— START Rows —

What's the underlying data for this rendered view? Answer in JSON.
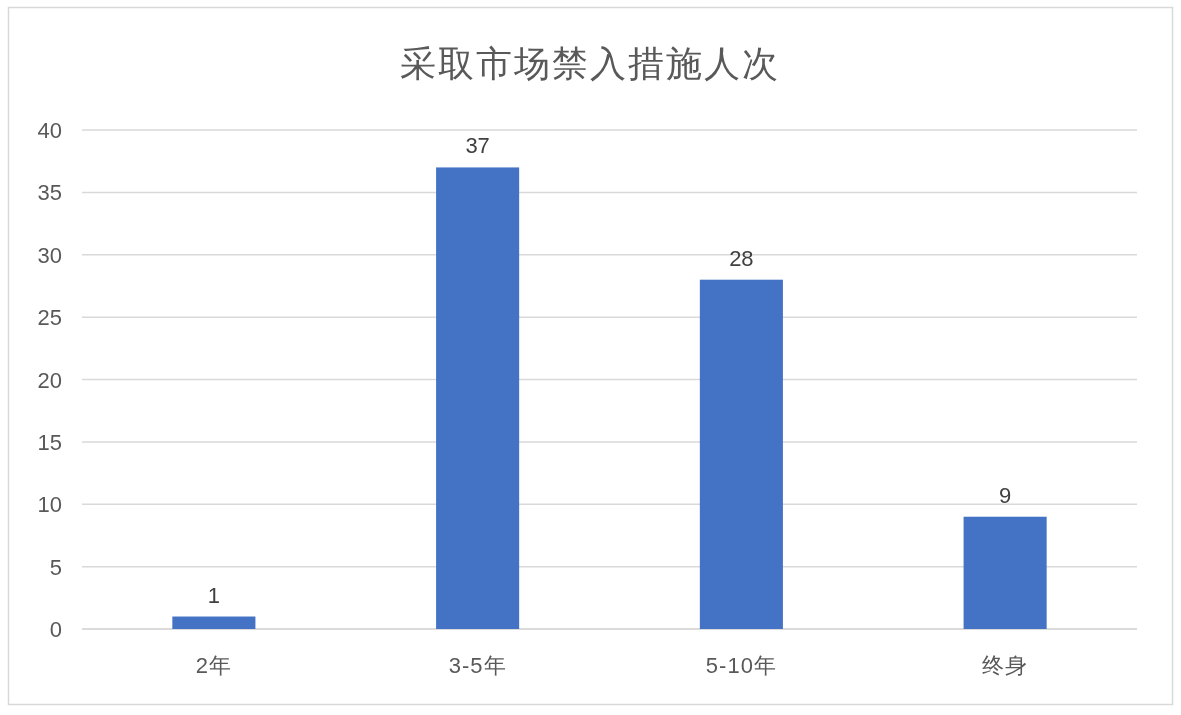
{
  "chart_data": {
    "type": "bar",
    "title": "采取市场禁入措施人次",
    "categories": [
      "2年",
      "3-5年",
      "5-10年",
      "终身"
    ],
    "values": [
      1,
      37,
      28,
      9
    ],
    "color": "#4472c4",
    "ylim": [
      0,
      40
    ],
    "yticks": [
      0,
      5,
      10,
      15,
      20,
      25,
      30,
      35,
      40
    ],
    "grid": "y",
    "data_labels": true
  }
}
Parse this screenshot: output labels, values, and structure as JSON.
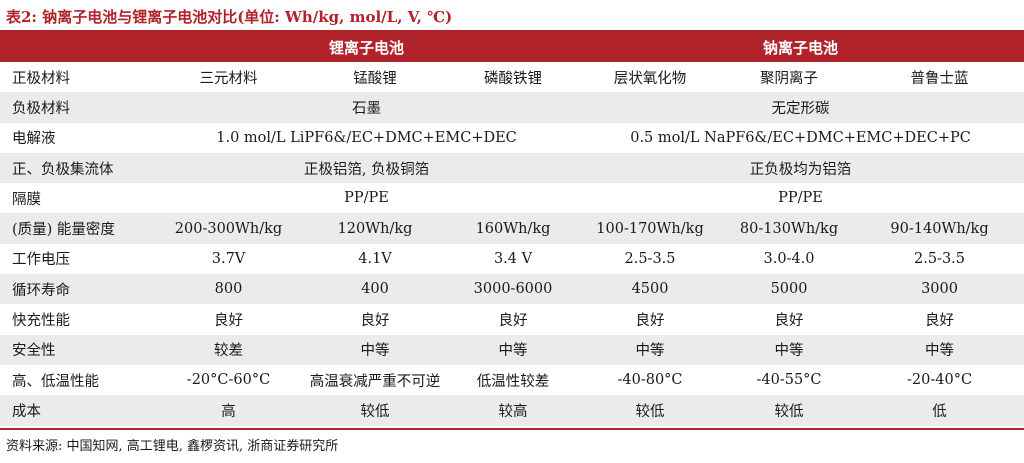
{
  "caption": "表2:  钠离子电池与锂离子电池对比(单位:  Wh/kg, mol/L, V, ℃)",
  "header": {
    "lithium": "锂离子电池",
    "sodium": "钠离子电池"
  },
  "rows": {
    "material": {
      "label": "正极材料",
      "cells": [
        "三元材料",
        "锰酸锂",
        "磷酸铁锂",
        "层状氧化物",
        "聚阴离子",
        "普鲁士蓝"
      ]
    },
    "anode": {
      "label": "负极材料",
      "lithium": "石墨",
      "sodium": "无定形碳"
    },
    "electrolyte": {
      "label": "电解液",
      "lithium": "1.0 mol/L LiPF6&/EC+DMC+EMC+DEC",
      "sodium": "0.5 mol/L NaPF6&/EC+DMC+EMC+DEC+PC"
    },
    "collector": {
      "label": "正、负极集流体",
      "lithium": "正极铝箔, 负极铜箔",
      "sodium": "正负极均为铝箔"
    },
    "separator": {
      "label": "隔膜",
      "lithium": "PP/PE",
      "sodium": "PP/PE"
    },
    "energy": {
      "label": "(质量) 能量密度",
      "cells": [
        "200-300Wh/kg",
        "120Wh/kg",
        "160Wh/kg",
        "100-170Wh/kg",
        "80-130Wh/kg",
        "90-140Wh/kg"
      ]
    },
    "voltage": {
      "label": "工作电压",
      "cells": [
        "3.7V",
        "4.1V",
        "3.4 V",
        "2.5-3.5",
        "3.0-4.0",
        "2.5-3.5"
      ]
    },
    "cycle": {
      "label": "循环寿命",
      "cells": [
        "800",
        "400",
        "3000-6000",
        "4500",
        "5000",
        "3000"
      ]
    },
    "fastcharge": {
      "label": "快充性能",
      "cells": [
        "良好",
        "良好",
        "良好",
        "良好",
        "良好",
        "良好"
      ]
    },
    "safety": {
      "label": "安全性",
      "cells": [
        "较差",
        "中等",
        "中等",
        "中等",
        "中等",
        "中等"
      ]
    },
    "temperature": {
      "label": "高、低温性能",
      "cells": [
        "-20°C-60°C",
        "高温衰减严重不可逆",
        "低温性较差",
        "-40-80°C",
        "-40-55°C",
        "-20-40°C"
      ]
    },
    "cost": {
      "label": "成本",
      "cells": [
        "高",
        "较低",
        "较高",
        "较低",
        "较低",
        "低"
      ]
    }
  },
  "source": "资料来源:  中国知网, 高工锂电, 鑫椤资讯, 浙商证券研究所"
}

— END Rows —

Set down every entry word for word, but omit the pictures.

What's the underlying data for this rendered view? Answer in JSON.
{
  "chart_data": {
    "type": "bar",
    "title": "采取市场禁入措施人次",
    "categories": [
      "2年",
      "3-5年",
      "5-10年",
      "终身"
    ],
    "values": [
      1,
      37,
      28,
      9
    ],
    "color": "#4472c4",
    "ylim": [
      0,
      40
    ],
    "yticks": [
      0,
      5,
      10,
      15,
      20,
      25,
      30,
      35,
      40
    ],
    "grid": "y",
    "data_labels": true
  }
}
Parse this screenshot: output labels, values, and structure as JSON.
{
  "caption": "表2:  钠离子电池与锂离子电池对比(单位:  Wh/kg, mol/L, V, ℃)",
  "header": {
    "lithium": "锂离子电池",
    "sodium": "钠离子电池"
  },
  "rows": {
    "material": {
      "label": "正极材料",
      "cells": [
        "三元材料",
        "锰酸锂",
        "磷酸铁锂",
        "层状氧化物",
        "聚阴离子",
        "普鲁士蓝"
      ]
    },
    "anode": {
      "label": "负极材料",
      "lithium": "石墨",
      "sodium": "无定形碳"
    },
    "electrolyte": {
      "label": "电解液",
      "lithium": "1.0 mol/L LiPF6&/EC+DMC+EMC+DEC",
      "sodium": "0.5 mol/L NaPF6&/EC+DMC+EMC+DEC+PC"
    },
    "collector": {
      "label": "正、负极集流体",
      "lithium": "正极铝箔, 负极铜箔",
      "sodium": "正负极均为铝箔"
    },
    "separator": {
      "label": "隔膜",
      "lithium": "PP/PE",
      "sodium": "PP/PE"
    },
    "energy": {
      "label": "(质量) 能量密度",
      "cells": [
        "200-300Wh/kg",
        "120Wh/kg",
        "160Wh/kg",
        "100-170Wh/kg",
        "80-130Wh/kg",
        "90-140Wh/kg"
      ]
    },
    "voltage": {
      "label": "工作电压",
      "cells": [
        "3.7V",
        "4.1V",
        "3.4 V",
        "2.5-3.5",
        "3.0-4.0",
        "2.5-3.5"
      ]
    },
    "cycle": {
      "label": "循环寿命",
      "cells": [
        "800",
        "400",
        "3000-6000",
        "4500",
        "5000",
        "3000"
      ]
    },
    "fastcharge": {
      "label": "快充性能",
      "cells": [
        "良好",
        "良好",
        "良好",
        "良好",
        "良好",
        "良好"
      ]
    },
    "safety": {
      "label": "安全性",
      "cells": [
        "较差",
        "中等",
        "中等",
        "中等",
        "中等",
        "中等"
      ]
    },
    "temperature": {
      "label": "高、低温性能",
      "cells": [
        "-20°C-60°C",
        "高温衰减严重不可逆",
        "低温性较差",
        "-40-80°C",
        "-40-55°C",
        "-20-40°C"
      ]
    },
    "cost": {
      "label": "成本",
      "cells": [
        "高",
        "较低",
        "较高",
        "较低",
        "较低",
        "低"
      ]
    }
  },
  "source": "资料来源:  中国知网, 高工锂电, 鑫椤资讯, 浙商证券研究所"
}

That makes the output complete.